AIM OF THE EXERCISE
Please report every line from the material that contains the word "screenshot".

-----

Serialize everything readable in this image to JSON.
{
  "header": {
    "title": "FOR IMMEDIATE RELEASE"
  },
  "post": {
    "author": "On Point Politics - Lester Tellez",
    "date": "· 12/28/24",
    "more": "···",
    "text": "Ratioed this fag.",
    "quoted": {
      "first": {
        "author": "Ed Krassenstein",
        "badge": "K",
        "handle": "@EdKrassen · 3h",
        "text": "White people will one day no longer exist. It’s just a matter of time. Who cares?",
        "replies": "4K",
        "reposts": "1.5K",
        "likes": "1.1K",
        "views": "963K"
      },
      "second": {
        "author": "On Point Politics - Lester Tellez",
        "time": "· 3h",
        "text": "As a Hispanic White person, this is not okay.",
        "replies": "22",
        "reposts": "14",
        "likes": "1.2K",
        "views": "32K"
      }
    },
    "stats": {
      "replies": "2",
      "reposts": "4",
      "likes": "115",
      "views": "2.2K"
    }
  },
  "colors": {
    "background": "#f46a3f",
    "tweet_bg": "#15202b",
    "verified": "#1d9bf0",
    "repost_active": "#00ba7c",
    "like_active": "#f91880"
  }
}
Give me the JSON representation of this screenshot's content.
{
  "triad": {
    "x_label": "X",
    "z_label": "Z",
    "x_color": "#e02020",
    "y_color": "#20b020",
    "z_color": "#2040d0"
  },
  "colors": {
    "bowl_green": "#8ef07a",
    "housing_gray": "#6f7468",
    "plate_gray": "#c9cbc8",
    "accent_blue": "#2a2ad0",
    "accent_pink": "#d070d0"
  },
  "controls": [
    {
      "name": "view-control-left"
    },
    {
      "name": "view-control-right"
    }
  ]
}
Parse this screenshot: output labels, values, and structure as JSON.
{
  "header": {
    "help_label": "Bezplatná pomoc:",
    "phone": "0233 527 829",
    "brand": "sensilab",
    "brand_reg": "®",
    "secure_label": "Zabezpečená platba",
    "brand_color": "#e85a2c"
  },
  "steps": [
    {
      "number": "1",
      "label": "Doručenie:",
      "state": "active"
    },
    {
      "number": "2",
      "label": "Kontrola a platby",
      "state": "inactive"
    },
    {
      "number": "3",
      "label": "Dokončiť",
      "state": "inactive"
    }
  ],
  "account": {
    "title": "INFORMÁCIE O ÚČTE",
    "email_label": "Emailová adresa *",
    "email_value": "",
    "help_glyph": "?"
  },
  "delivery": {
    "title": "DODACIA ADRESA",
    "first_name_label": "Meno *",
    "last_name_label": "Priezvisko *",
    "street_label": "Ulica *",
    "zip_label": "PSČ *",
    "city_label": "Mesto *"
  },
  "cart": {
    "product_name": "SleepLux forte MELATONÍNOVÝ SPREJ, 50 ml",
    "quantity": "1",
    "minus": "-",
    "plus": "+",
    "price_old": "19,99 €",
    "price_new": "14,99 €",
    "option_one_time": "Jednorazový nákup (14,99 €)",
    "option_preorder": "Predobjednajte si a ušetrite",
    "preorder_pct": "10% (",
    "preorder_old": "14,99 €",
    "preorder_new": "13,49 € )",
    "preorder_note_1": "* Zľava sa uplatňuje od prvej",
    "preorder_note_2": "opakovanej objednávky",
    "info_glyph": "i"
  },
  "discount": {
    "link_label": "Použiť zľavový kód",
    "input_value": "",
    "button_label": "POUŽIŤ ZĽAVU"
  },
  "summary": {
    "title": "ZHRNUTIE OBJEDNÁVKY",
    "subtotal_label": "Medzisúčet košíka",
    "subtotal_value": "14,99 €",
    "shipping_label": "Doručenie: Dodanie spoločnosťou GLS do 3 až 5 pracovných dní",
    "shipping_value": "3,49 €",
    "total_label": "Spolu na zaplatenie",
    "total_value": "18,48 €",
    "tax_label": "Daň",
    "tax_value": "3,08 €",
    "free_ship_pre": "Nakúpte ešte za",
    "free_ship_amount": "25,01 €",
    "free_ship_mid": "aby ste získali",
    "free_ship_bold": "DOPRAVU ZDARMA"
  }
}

-----

ANSWER TO THE TASK
Give me the JSON representation of this screenshot's content.
Parse this screenshot: output labels, values, and structure as JSON.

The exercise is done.